# START OF Record extracts
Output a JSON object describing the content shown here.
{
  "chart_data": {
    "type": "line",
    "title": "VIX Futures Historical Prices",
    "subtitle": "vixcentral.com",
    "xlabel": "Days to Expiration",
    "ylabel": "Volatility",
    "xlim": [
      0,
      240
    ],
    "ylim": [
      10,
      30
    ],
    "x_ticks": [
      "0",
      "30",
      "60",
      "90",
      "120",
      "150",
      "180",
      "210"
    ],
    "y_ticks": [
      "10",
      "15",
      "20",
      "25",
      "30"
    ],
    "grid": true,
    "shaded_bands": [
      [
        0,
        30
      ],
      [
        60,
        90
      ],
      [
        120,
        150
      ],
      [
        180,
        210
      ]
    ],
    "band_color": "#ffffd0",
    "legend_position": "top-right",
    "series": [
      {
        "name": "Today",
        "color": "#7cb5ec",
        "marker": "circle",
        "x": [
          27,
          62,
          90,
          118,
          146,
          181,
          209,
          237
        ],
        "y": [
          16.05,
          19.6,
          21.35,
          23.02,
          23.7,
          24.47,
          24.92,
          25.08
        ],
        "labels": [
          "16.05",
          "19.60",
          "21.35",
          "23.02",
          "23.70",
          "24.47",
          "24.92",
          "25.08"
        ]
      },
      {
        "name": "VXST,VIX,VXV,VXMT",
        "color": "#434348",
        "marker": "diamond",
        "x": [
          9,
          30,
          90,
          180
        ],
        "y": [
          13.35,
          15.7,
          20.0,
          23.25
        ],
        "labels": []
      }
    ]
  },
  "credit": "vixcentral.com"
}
# END OF Record extracts
# START OF Record extracts
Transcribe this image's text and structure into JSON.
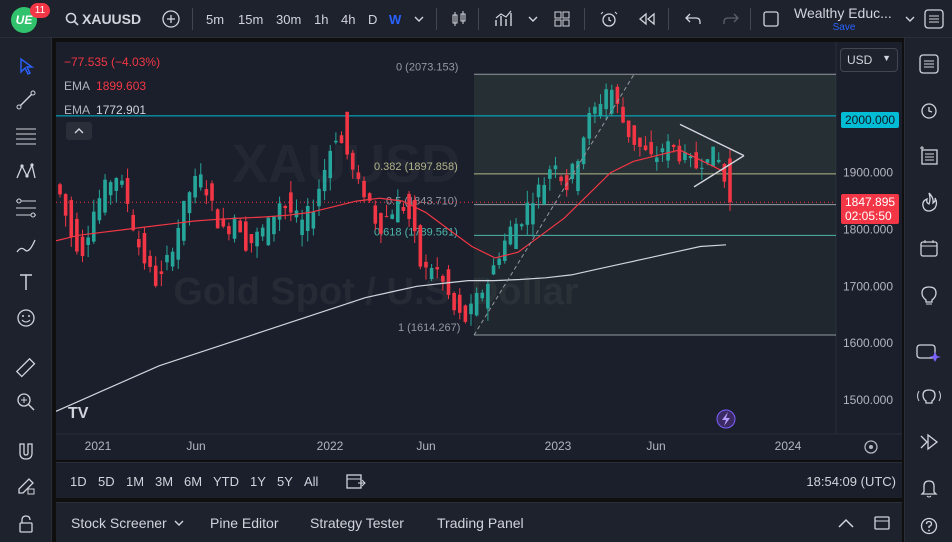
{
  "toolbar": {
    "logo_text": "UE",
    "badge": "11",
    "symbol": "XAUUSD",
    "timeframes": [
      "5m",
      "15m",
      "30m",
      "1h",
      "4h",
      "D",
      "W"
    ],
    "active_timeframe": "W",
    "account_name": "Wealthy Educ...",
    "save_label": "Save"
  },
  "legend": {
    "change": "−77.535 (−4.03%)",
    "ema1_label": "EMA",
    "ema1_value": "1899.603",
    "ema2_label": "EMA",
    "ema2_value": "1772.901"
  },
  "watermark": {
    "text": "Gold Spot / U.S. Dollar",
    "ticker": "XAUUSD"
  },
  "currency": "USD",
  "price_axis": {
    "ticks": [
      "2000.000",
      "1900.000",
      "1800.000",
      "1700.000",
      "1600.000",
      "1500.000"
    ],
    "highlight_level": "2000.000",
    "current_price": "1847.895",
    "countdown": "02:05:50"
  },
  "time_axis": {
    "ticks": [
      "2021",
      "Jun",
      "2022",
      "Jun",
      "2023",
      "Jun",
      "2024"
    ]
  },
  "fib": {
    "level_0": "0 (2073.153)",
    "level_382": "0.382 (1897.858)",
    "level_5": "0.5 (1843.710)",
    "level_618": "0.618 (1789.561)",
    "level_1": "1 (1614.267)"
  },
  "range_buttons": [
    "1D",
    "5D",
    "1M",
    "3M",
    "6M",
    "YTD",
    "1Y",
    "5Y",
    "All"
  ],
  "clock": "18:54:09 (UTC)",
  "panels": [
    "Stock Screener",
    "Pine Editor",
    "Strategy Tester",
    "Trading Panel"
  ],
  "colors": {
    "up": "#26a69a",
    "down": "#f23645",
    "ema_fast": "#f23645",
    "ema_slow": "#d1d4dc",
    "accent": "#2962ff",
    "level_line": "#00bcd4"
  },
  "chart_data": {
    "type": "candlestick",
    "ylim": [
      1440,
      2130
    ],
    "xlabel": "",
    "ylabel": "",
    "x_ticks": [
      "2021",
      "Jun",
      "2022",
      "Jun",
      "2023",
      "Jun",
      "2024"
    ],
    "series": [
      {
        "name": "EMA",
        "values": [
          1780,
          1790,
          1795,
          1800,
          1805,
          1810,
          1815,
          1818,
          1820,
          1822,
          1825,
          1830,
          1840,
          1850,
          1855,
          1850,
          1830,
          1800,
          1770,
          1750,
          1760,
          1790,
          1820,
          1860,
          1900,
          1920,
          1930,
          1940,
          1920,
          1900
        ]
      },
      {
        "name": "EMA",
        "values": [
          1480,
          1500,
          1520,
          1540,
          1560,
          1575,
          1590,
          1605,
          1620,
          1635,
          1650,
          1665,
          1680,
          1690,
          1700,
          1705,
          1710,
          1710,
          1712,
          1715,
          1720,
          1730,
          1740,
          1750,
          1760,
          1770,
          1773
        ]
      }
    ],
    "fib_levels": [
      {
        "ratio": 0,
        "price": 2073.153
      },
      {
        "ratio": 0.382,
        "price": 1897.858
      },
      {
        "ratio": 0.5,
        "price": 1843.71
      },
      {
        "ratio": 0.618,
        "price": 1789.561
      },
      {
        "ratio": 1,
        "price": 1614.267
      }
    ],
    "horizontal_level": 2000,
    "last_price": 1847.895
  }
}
# END OF Record extracts
• Task objective: Filter the listing above for the string "vixcentral" and copy every matching line.

• Exercise solution:
    "subtitle": "vixcentral.com",
  "credit": "vixcentral.com"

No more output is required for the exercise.